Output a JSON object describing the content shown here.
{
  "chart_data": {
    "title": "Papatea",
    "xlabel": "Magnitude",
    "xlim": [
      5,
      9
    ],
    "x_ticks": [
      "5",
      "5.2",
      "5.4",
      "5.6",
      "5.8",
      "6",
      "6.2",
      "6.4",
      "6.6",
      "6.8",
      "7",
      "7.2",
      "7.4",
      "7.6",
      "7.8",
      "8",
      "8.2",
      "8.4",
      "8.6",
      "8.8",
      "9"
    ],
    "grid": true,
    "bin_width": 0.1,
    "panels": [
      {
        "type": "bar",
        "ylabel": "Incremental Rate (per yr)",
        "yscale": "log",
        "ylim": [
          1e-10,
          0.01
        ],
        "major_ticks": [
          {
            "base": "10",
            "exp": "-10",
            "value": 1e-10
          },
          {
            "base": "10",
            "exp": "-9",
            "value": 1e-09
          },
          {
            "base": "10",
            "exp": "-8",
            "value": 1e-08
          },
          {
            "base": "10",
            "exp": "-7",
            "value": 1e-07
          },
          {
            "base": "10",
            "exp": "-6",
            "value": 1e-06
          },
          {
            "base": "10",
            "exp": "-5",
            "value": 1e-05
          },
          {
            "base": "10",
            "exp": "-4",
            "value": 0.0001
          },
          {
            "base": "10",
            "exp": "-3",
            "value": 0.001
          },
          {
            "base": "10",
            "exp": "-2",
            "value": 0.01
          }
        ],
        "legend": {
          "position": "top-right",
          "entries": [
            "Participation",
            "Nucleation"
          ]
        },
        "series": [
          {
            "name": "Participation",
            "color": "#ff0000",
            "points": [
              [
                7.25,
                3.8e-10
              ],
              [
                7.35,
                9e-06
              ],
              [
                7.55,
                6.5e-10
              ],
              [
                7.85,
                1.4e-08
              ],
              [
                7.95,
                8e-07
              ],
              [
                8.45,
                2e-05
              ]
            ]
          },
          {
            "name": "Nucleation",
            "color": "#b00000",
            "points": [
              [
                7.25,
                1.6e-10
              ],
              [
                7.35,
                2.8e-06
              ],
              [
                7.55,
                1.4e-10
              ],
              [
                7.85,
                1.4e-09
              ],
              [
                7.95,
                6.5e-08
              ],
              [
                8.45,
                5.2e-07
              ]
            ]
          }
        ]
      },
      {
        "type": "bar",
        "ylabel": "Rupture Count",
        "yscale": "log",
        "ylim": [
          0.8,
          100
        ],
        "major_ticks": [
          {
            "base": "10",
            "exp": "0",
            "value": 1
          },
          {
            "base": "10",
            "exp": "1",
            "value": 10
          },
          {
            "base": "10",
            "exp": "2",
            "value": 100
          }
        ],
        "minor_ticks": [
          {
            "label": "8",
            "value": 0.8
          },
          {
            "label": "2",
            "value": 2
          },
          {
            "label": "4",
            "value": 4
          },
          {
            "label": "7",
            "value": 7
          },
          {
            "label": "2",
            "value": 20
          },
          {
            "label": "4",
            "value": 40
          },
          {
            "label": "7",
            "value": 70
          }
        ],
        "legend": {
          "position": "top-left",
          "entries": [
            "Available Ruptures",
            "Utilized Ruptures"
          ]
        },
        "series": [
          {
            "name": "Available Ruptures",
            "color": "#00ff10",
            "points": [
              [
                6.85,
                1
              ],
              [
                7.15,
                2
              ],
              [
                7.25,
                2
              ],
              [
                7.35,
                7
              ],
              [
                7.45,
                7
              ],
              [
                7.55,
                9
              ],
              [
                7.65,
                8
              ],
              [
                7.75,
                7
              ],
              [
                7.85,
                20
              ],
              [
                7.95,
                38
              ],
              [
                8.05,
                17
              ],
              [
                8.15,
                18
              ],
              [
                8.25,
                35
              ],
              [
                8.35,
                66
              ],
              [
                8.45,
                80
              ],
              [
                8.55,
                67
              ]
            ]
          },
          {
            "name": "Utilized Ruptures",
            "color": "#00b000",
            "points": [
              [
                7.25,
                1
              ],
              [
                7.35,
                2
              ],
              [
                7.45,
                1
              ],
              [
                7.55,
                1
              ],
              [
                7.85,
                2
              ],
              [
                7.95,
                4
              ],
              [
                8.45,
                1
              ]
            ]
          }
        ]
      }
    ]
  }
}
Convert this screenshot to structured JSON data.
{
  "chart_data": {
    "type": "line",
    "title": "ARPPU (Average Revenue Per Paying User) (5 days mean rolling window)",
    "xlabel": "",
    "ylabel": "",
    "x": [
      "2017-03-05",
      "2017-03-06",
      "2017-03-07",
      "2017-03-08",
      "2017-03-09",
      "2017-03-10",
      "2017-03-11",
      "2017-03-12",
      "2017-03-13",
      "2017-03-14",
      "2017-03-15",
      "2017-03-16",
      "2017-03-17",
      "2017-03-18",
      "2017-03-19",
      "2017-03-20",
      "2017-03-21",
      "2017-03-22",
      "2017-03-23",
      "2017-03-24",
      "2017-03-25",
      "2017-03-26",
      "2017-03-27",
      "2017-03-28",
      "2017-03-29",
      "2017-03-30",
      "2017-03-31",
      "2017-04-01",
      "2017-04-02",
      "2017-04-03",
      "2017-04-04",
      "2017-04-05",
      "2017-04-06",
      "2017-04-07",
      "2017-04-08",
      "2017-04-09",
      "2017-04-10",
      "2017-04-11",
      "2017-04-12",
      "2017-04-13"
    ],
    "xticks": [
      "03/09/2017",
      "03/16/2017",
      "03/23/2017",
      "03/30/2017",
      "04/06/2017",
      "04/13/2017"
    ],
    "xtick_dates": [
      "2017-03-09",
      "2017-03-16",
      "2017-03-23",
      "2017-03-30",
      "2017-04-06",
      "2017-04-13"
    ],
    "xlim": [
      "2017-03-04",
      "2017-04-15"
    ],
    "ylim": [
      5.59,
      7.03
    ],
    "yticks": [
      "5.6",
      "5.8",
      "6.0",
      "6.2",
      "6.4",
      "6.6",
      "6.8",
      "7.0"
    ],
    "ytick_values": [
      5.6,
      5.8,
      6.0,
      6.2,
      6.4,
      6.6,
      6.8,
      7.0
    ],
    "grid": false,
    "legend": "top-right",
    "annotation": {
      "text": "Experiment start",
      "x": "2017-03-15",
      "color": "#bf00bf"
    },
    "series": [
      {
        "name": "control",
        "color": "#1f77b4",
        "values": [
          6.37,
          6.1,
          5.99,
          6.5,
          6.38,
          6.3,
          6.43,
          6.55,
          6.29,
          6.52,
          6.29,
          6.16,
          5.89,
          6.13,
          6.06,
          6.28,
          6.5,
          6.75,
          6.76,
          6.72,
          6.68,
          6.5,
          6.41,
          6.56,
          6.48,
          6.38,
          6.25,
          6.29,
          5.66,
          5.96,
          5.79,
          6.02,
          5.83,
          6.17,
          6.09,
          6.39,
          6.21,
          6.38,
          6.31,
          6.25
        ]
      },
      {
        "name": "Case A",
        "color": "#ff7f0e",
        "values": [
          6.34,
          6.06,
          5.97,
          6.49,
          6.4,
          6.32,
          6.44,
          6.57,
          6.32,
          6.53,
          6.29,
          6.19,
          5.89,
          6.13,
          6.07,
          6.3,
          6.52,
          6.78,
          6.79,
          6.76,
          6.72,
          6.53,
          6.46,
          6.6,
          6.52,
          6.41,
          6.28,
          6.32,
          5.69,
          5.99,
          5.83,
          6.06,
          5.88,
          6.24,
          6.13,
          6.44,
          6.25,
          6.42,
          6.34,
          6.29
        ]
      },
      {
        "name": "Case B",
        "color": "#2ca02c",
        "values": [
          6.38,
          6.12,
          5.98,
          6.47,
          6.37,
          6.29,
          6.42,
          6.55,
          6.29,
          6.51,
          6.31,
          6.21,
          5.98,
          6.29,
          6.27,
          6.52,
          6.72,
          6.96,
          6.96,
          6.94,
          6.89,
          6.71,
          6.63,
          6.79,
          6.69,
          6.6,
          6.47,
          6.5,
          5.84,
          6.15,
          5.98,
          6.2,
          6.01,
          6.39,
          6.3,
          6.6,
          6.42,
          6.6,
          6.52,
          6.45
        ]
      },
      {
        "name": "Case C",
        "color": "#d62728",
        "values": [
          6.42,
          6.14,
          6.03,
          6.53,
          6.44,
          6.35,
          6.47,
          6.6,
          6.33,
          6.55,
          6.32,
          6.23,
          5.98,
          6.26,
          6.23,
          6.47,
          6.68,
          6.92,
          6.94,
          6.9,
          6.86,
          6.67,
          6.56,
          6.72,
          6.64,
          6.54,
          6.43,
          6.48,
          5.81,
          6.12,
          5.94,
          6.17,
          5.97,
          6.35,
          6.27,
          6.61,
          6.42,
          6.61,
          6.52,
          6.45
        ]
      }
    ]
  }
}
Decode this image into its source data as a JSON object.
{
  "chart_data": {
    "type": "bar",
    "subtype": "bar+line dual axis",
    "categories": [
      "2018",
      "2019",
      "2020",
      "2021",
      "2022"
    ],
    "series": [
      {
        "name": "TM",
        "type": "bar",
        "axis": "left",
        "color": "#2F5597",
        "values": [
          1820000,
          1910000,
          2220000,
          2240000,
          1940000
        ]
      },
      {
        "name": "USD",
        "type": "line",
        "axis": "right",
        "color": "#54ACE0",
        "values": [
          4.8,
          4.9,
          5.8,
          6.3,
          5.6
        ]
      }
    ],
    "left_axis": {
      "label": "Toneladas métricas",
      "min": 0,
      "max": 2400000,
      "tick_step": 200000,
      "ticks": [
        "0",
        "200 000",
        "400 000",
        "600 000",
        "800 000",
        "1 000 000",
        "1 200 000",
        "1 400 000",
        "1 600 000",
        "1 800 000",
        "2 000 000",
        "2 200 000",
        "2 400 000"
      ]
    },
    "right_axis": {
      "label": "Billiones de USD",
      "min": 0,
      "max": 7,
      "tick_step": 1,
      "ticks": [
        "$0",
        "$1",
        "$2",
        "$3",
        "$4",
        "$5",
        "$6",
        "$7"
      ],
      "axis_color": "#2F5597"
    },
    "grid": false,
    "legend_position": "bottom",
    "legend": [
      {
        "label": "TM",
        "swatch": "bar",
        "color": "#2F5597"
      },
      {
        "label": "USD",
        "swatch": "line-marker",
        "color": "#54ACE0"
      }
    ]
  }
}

=== PROBLEM DETAILS ===
Return all lines with the word "ylabel" in them.

=== ANSWER TO THIS PROBLEM ===
        "ylabel": "Incremental Rate (per yr)",
        "ylabel": "Rupture Count",
    "ylabel": "",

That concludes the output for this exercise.